WHAT THE TASK REQUIRES:
Return all lines where the word "stroke" can be found.
== RECORDS FOR THIS TASK ==
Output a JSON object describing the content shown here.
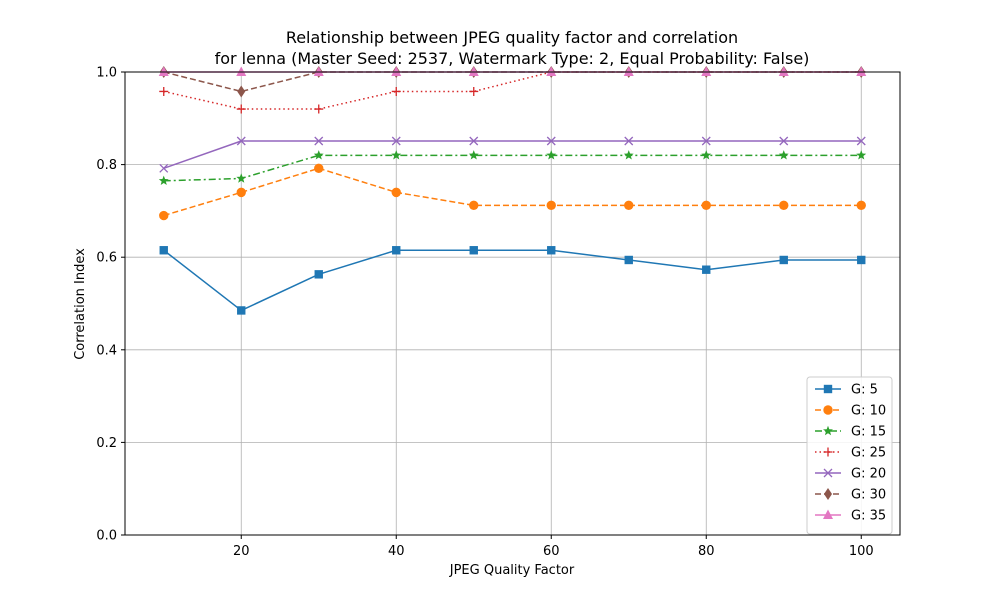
{
  "chart_data": {
    "type": "line",
    "title_lines": [
      "Relationship between JPEG quality factor and correlation",
      "for lenna (Master Seed: 2537, Watermark Type: 2, Equal Probability: False)"
    ],
    "xlabel": "JPEG Quality Factor",
    "ylabel": "Correlation Index",
    "xlim": [
      5,
      105
    ],
    "ylim": [
      0.0,
      1.0
    ],
    "x_ticks": [
      20,
      40,
      60,
      80,
      100
    ],
    "y_ticks": [
      0.0,
      0.2,
      0.4,
      0.6,
      0.8,
      1.0
    ],
    "x_tick_labels": [
      "20",
      "40",
      "60",
      "80",
      "100"
    ],
    "y_tick_labels": [
      "0.0",
      "0.2",
      "0.4",
      "0.6",
      "0.8",
      "1.0"
    ],
    "grid": true,
    "legend_position": "lower-right",
    "x": [
      10,
      20,
      30,
      40,
      50,
      60,
      70,
      80,
      90,
      100
    ],
    "series": [
      {
        "name": "G: 5",
        "color": "#1f77b4",
        "marker": "square",
        "linestyle": "solid",
        "values": [
          0.615,
          0.485,
          0.563,
          0.615,
          0.615,
          0.615,
          0.594,
          0.573,
          0.594,
          0.594
        ]
      },
      {
        "name": "G: 10",
        "color": "#ff7f0e",
        "marker": "circle",
        "linestyle": "dashed",
        "values": [
          0.69,
          0.74,
          0.792,
          0.74,
          0.712,
          0.712,
          0.712,
          0.712,
          0.712,
          0.712
        ]
      },
      {
        "name": "G: 15",
        "color": "#2ca02c",
        "marker": "star",
        "linestyle": "dashdot",
        "values": [
          0.765,
          0.77,
          0.82,
          0.82,
          0.82,
          0.82,
          0.82,
          0.82,
          0.82,
          0.82
        ]
      },
      {
        "name": "G: 25",
        "color": "#d62728",
        "marker": "plus",
        "linestyle": "dotted",
        "values": [
          0.958,
          0.92,
          0.92,
          0.958,
          0.958,
          1.0,
          1.0,
          1.0,
          1.0,
          1.0
        ]
      },
      {
        "name": "G: 20",
        "color": "#9467bd",
        "marker": "x",
        "linestyle": "solid",
        "values": [
          0.792,
          0.851,
          0.851,
          0.851,
          0.851,
          0.851,
          0.851,
          0.851,
          0.851,
          0.851
        ]
      },
      {
        "name": "G: 30",
        "color": "#8c564b",
        "marker": "diamond",
        "linestyle": "dashed",
        "values": [
          1.0,
          0.958,
          1.0,
          1.0,
          1.0,
          1.0,
          1.0,
          1.0,
          1.0,
          1.0
        ]
      },
      {
        "name": "G: 35",
        "color": "#e377c2",
        "marker": "triangle",
        "linestyle": "solid",
        "values": [
          1.0,
          1.0,
          1.0,
          1.0,
          1.0,
          1.0,
          1.0,
          1.0,
          1.0,
          1.0
        ]
      }
    ]
  }
}
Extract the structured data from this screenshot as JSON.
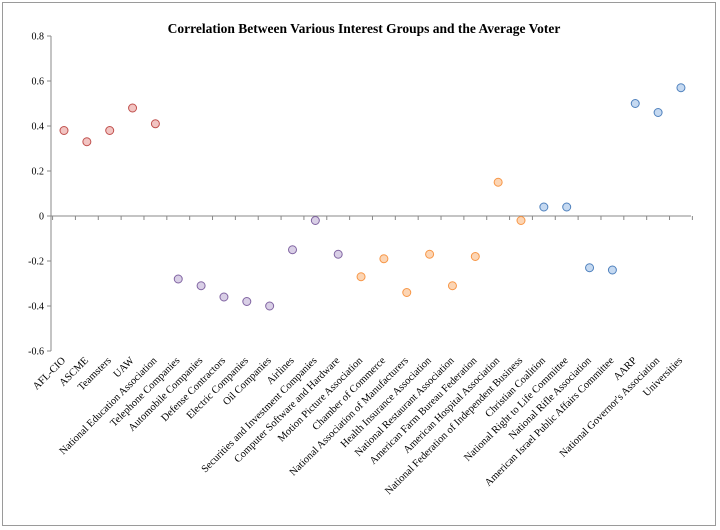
{
  "chart_data": {
    "type": "scatter",
    "title": "Correlation Between Various Interest Groups and the Average Voter",
    "xlabel": "",
    "ylabel": "",
    "ylim": [
      -0.6,
      0.8
    ],
    "yticks": [
      -0.6,
      -0.4,
      -0.2,
      0,
      0.2,
      0.4,
      0.6,
      0.8
    ],
    "ytick_labels": [
      "-0.6",
      "-0.4",
      "-0.2",
      "0",
      "0.2",
      "0.4",
      "0.6",
      "0.8"
    ],
    "grid": false,
    "legend": "none",
    "categories": [
      "AFL-CIO",
      "ASCME",
      "Teamsters",
      "UAW",
      "National Education Association",
      "Telephone Companies",
      "Automobile Companies",
      "Defense Contractors",
      "Electric Companies",
      "Oil Companies",
      "Airlines",
      "Securities and Investment Companies",
      "Computer Software and Hardware",
      "Motion Picture Association",
      "Chamber of Commerce",
      "National Association of Manufacturers",
      "Health Insurance Association",
      "National Restaurant Association",
      "American Farm Bureau Federation",
      "American Hospital Association",
      "National Federation of Independent Business",
      "Christian Coalition",
      "National Right to Life Committee",
      "National Rifle Association",
      "American Israel Public Affairs Committee",
      "AARP",
      "National Governor's Association",
      "Universities"
    ],
    "values": [
      0.38,
      0.33,
      0.38,
      0.48,
      0.41,
      -0.28,
      -0.31,
      -0.36,
      -0.38,
      -0.4,
      -0.15,
      -0.02,
      -0.17,
      -0.27,
      -0.19,
      -0.34,
      -0.17,
      -0.31,
      -0.18,
      0.15,
      -0.02,
      0.04,
      0.04,
      -0.23,
      -0.24,
      0.5,
      0.46,
      0.57
    ],
    "group_colors": {
      "red": {
        "fill": "#f2c4c2",
        "stroke": "#c0504d"
      },
      "purple": {
        "fill": "#d9cfe6",
        "stroke": "#8064a2"
      },
      "orange": {
        "fill": "#fcd5b4",
        "stroke": "#f79646"
      },
      "blue": {
        "fill": "#c5d9f1",
        "stroke": "#4f81bd"
      }
    },
    "point_groups": [
      "red",
      "red",
      "red",
      "red",
      "red",
      "purple",
      "purple",
      "purple",
      "purple",
      "purple",
      "purple",
      "purple",
      "purple",
      "orange",
      "orange",
      "orange",
      "orange",
      "orange",
      "orange",
      "orange",
      "orange",
      "blue",
      "blue",
      "blue",
      "blue",
      "blue",
      "blue",
      "blue"
    ],
    "axis_color": "#888888"
  }
}
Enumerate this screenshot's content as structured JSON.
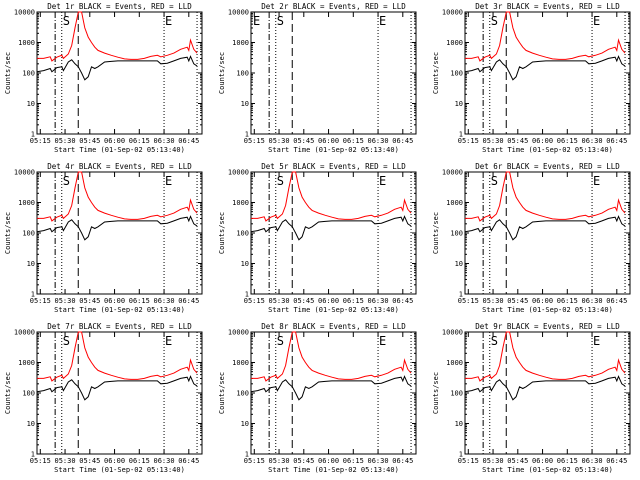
{
  "chart_data": {
    "type": "line",
    "yscale": "log",
    "ylim": [
      1,
      10000
    ],
    "ylabel": "Counts/sec",
    "xlabel": "Start Time (01-Sep-02 05:13:40)",
    "x_tick_labels": [
      "05:15",
      "05:30",
      "05:45",
      "06:00",
      "06:15",
      "06:30",
      "06:45"
    ],
    "y_tick_labels": [
      "1",
      "10",
      "100",
      "1000",
      "10000"
    ],
    "series_legend": "BLACK = Events, RED = LLD",
    "series_colors": {
      "events": "#000000",
      "lld": "#ff0000"
    },
    "times": [
      "05:13",
      "05:17",
      "05:21",
      "05:22",
      "05:25",
      "05:28",
      "05:29",
      "05:32",
      "05:34",
      "05:36",
      "05:38",
      "05:40",
      "05:42",
      "05:44",
      "05:46",
      "05:48",
      "05:50",
      "05:54",
      "05:58",
      "06:02",
      "06:06",
      "06:10",
      "06:14",
      "06:18",
      "06:22",
      "06:26",
      "06:28",
      "06:32",
      "06:36",
      "06:40",
      "06:44",
      "06:45",
      "06:46",
      "06:48",
      "06:50"
    ],
    "events": [
      110,
      120,
      140,
      110,
      150,
      160,
      120,
      230,
      270,
      200,
      160,
      100,
      60,
      75,
      160,
      140,
      160,
      230,
      240,
      250,
      250,
      250,
      250,
      250,
      250,
      250,
      200,
      210,
      250,
      300,
      330,
      250,
      350,
      200,
      170
    ],
    "lld": [
      300,
      300,
      340,
      250,
      330,
      380,
      300,
      420,
      800,
      3000,
      12000,
      12000,
      3000,
      1500,
      1000,
      700,
      550,
      450,
      380,
      330,
      290,
      280,
      280,
      300,
      350,
      380,
      340,
      380,
      450,
      600,
      700,
      550,
      1200,
      600,
      450
    ],
    "markers": {
      "dash_dot_time": "05:24",
      "dashed_time": "05:38",
      "dotted_times": [
        "05:28",
        "06:30",
        "06:50"
      ]
    },
    "panels": [
      {
        "title": "Det 1r BLACK = Events, RED = LLD",
        "flags": [
          "S",
          "E"
        ],
        "has_data": true
      },
      {
        "title": "Det 2r BLACK = Events, RED = LLD",
        "flags": [
          "E",
          "S",
          "E"
        ],
        "has_data": false
      },
      {
        "title": "Det 3r BLACK = Events, RED = LLD",
        "flags": [
          "S",
          "E"
        ],
        "has_data": true
      },
      {
        "title": "Det 4r BLACK = Events, RED = LLD",
        "flags": [
          "S",
          "E"
        ],
        "has_data": true
      },
      {
        "title": "Det 5r BLACK = Events, RED = LLD",
        "flags": [
          "S",
          "E"
        ],
        "has_data": true
      },
      {
        "title": "Det 6r BLACK = Events, RED = LLD",
        "flags": [
          "S",
          "E"
        ],
        "has_data": true
      },
      {
        "title": "Det 7r BLACK = Events, RED = LLD",
        "flags": [
          "S",
          "E"
        ],
        "has_data": true
      },
      {
        "title": "Det 8r BLACK = Events, RED = LLD",
        "flags": [
          "S",
          "E"
        ],
        "has_data": true
      },
      {
        "title": "Det 9r BLACK = Events, RED = LLD",
        "flags": [
          "S",
          "E"
        ],
        "has_data": true
      }
    ]
  }
}
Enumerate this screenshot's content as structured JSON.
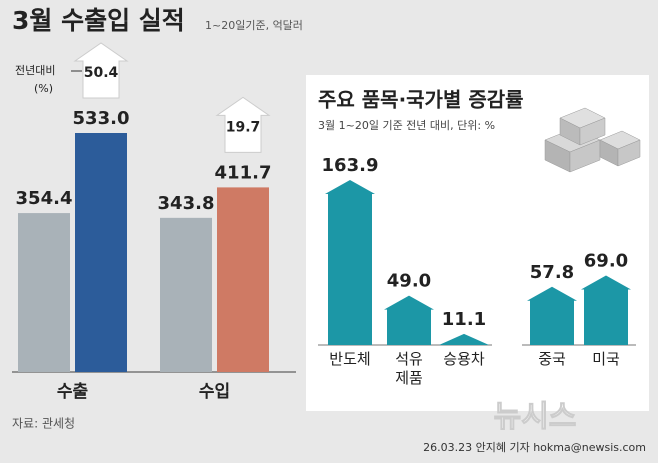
{
  "header": {
    "title": "3월 수출입 실적",
    "subtitle": "1~20일기준, 억달러"
  },
  "chart_data": [
    {
      "type": "bar",
      "categories": [
        "수출",
        "수입"
      ],
      "series": [
        {
          "color": "#a9b2b8",
          "values": [
            354.4,
            343.8
          ],
          "value_labels": [
            "354.4",
            "343.8"
          ]
        },
        {
          "colors": [
            "#2c5c9a",
            "#cf7a64"
          ],
          "values": [
            533.0,
            411.7
          ],
          "value_labels": [
            "533.0",
            "411.7"
          ]
        }
      ],
      "change": {
        "label": "전년대비",
        "unit": "(%)",
        "values": [
          50.4,
          19.7
        ]
      }
    },
    {
      "type": "arrow-bar",
      "title": "주요 품목·국가별 증감률",
      "subtitle": "3월 1~20일 기준 전년 대비, 단위: %",
      "categories": [
        "반도체",
        "석유\n제품",
        "승용차",
        "중국",
        "미국"
      ],
      "values": [
        163.9,
        49.0,
        11.1,
        57.8,
        69.0
      ],
      "value_labels": [
        "163.9",
        "49.0",
        "11.1",
        "57.8",
        "69.0"
      ],
      "color": "#1c97a6"
    }
  ],
  "footer": {
    "source": "자료: 관세청",
    "credit": "26.03.23 안지혜 기자 hokma@newsis.com",
    "watermark": "뉴시스"
  }
}
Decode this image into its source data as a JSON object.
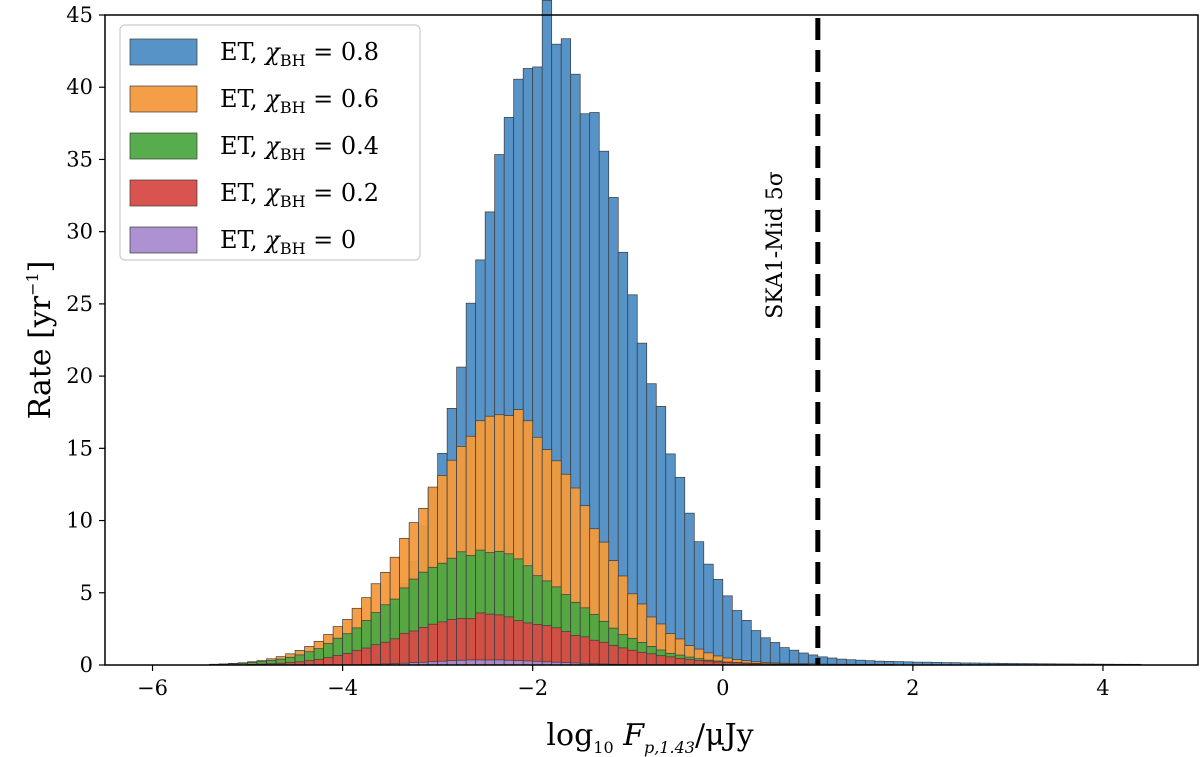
{
  "chart_data": {
    "type": "histogram",
    "title": "",
    "xlabel": {
      "main": "log",
      "sub": "10",
      "var": "F",
      "var_sub": "p,1.43",
      "unit": "/μJy"
    },
    "ylabel": {
      "main": "Rate [yr",
      "sup": "−1",
      "close": "]"
    },
    "xlim": [
      -6.5,
      5.0
    ],
    "ylim": [
      0,
      45
    ],
    "xticks": [
      -6,
      -4,
      -2,
      0,
      2,
      4
    ],
    "xtick_labels": [
      "−6",
      "−4",
      "−2",
      "0",
      "2",
      "4"
    ],
    "yticks": [
      0,
      5,
      10,
      15,
      20,
      25,
      30,
      35,
      40,
      45
    ],
    "ytick_labels": [
      "0",
      "5",
      "10",
      "15",
      "20",
      "25",
      "30",
      "35",
      "40",
      "45"
    ],
    "legend_position": "top-left",
    "bin_width": 0.1,
    "series": [
      {
        "name": "ET, χBH = 0.8",
        "label_prefix": "ET,",
        "label_var": "χ",
        "label_sub": "BH",
        "label_value": "= 0.8",
        "color": "#4e8dc4",
        "peak": 42.6,
        "center": -1.9,
        "sigma_left": 0.72,
        "sigma_right": 0.9,
        "tail_amp": 0.055
      },
      {
        "name": "ET, χBH = 0.6",
        "label_prefix": "ET,",
        "label_var": "χ",
        "label_sub": "BH",
        "label_value": "= 0.6",
        "color": "#f39a3d",
        "peak": 17.1,
        "center": -2.3,
        "sigma_left": 0.9,
        "sigma_right": 0.85,
        "tail_amp": 0.03
      },
      {
        "name": "ET, χBH = 0.4",
        "label_prefix": "ET,",
        "label_var": "χ",
        "label_sub": "BH",
        "label_value": "= 0.4",
        "color": "#4ea843",
        "peak": 7.7,
        "center": -2.6,
        "sigma_left": 0.85,
        "sigma_right": 0.95,
        "tail_amp": 0.04
      },
      {
        "name": "ET, χBH = 0.2",
        "label_prefix": "ET,",
        "label_var": "χ",
        "label_sub": "BH",
        "label_value": "= 0.2",
        "color": "#d84b46",
        "peak": 3.3,
        "center": -2.6,
        "sigma_left": 0.8,
        "sigma_right": 1.05,
        "tail_amp": 0.06
      },
      {
        "name": "ET, χBH = 0",
        "label_prefix": "ET,",
        "label_var": "χ",
        "label_sub": "BH",
        "label_value": "= 0",
        "color": "#a98bcf",
        "peak": 0.35,
        "center": -2.5,
        "sigma_left": 0.6,
        "sigma_right": 0.7,
        "tail_amp": 0.0
      }
    ],
    "annotations": [
      {
        "text": "SKA1-Mid 5σ",
        "x": 1.0,
        "style": "dashed-vertical-line",
        "color": "#000000"
      }
    ]
  }
}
===
OUTPUT OF THE TASK:
        "stroke": "#c0504d"
        "stroke": "#8064a2"
        "stroke": "#f79646"
        "stroke": "#4f81bd"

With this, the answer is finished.